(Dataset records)

== == ==

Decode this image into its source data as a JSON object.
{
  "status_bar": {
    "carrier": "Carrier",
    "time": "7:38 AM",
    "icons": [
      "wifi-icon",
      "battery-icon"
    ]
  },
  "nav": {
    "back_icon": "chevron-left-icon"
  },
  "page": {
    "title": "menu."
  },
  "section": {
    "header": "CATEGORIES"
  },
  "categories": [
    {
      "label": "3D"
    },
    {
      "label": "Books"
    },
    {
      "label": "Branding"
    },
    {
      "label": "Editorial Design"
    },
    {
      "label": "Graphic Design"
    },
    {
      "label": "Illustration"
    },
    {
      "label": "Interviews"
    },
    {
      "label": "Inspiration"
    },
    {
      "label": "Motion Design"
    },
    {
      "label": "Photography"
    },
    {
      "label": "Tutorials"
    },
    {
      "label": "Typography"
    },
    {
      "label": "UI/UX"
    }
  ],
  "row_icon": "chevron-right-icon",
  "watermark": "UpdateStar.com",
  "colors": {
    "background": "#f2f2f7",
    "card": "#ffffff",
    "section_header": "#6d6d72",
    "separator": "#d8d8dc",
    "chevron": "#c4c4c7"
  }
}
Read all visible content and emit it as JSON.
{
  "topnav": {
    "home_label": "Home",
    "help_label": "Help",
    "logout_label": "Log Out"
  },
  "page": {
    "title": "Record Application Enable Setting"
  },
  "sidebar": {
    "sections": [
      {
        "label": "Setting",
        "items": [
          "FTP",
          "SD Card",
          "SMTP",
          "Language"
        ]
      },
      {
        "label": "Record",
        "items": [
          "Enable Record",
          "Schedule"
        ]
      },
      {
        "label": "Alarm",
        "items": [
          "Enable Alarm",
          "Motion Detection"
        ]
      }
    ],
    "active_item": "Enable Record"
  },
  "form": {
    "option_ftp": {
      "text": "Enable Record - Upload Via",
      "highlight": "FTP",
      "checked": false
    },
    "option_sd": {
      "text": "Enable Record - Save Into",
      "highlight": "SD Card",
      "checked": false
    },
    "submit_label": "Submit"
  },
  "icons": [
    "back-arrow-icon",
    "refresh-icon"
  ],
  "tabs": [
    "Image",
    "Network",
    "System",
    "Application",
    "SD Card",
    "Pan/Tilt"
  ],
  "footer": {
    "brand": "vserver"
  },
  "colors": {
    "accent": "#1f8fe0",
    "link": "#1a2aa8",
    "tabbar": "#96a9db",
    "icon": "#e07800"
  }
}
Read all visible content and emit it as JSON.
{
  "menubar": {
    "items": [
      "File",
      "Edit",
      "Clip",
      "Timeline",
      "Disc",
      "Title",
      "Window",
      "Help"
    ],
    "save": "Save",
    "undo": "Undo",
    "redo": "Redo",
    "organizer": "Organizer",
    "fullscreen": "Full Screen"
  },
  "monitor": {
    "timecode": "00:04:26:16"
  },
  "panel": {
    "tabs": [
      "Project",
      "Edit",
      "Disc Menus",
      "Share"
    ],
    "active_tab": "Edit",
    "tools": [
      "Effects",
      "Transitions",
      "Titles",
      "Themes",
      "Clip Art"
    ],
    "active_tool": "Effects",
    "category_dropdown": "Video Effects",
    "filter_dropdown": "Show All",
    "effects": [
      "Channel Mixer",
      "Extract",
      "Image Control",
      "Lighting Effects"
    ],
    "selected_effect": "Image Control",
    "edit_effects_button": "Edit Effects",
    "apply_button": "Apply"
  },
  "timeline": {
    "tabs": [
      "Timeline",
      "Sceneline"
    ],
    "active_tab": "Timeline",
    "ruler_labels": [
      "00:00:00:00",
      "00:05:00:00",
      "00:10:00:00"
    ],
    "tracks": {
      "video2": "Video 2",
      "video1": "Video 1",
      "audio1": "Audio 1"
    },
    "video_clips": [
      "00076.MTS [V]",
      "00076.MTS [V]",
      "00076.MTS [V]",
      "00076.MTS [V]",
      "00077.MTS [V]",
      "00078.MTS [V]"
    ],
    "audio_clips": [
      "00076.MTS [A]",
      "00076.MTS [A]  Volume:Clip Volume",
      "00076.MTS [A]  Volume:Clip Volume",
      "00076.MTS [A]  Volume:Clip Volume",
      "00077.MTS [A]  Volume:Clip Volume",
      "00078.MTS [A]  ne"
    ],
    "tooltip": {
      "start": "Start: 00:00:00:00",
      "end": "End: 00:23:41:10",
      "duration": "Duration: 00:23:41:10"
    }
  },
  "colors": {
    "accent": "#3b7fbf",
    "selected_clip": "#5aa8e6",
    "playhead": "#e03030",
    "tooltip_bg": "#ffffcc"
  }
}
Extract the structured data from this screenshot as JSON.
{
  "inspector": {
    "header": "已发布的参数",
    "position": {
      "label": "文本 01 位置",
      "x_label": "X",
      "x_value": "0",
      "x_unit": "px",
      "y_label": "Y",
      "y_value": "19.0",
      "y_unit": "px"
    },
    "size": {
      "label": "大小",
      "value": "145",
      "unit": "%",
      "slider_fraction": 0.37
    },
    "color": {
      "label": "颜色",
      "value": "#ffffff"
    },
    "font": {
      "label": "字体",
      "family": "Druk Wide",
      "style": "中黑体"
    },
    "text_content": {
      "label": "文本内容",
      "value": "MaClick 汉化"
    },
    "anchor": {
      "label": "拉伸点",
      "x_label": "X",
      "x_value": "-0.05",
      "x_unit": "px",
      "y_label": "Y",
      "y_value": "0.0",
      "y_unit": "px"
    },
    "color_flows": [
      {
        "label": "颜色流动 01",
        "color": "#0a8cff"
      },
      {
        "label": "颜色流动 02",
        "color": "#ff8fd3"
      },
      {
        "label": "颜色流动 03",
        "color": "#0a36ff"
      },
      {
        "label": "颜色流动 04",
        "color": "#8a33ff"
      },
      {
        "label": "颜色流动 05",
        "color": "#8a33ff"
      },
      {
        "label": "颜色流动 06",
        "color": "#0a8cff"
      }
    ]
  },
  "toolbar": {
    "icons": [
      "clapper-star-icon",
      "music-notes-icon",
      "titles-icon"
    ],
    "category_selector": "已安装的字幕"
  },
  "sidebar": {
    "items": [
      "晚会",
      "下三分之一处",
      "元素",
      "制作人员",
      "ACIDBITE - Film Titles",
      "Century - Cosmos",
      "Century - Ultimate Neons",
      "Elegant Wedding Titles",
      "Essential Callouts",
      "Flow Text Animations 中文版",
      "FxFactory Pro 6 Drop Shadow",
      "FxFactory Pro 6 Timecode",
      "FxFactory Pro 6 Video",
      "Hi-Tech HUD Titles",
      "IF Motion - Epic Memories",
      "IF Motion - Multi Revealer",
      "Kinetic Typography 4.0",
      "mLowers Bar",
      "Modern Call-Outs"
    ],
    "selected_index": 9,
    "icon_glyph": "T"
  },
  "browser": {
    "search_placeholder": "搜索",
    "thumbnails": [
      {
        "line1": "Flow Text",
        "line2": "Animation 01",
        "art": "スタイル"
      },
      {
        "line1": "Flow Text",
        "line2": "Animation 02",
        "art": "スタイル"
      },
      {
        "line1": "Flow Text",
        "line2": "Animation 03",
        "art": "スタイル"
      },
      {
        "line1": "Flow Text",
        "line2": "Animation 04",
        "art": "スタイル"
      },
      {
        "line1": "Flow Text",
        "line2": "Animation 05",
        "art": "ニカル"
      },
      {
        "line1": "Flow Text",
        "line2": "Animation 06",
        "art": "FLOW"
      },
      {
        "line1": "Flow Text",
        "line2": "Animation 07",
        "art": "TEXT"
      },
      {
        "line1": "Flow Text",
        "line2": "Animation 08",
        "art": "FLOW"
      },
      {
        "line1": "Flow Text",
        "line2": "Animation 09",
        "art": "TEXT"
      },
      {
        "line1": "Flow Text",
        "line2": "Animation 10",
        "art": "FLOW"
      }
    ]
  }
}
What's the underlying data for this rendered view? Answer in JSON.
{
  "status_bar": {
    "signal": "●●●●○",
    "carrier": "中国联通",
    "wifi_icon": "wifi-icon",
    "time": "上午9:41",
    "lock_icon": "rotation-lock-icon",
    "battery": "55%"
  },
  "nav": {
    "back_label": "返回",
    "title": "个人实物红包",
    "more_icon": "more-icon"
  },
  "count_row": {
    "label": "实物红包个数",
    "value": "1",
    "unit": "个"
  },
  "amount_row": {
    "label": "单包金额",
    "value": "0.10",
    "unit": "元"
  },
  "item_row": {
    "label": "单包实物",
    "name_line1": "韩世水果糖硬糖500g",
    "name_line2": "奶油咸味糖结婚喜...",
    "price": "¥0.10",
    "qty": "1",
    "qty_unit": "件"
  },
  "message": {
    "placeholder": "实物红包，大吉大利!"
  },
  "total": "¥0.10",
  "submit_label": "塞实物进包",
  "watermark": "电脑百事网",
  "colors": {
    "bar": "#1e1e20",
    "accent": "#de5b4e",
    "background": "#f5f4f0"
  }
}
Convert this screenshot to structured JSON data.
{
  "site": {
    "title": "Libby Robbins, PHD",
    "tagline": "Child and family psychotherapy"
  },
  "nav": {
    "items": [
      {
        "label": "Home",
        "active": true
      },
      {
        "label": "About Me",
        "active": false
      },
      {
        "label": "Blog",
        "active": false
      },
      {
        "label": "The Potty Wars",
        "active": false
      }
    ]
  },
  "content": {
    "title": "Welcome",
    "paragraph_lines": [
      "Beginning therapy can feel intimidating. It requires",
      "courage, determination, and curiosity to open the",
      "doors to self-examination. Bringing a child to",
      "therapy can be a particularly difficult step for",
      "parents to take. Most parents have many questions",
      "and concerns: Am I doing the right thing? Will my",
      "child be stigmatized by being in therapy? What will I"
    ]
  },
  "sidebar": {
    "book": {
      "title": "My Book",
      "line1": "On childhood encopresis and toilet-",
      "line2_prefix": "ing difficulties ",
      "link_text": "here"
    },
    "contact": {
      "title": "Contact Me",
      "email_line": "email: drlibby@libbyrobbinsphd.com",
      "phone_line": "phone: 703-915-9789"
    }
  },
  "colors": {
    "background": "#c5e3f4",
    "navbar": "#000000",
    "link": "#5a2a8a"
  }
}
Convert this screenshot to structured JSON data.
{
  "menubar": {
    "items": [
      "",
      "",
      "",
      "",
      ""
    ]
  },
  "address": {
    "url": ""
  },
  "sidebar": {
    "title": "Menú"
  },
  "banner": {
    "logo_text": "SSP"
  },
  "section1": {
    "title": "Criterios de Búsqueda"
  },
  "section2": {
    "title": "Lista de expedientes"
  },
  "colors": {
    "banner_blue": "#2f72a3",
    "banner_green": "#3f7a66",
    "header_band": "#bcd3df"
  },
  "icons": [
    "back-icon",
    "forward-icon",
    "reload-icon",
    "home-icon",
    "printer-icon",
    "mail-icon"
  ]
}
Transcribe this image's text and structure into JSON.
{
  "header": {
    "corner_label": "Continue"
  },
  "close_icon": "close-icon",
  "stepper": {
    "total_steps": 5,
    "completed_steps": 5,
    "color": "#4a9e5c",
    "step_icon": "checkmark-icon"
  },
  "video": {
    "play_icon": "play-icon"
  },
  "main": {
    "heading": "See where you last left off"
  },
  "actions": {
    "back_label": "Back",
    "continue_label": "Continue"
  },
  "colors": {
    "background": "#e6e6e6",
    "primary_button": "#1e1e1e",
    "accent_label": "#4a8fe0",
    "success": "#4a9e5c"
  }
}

== == ==

_Problem_. Scan the material and collect every line that contains "Design".

_Output of the task_.
      "label": "Editorial Design"
      "label": "Graphic Design"
      "label": "Motion Design"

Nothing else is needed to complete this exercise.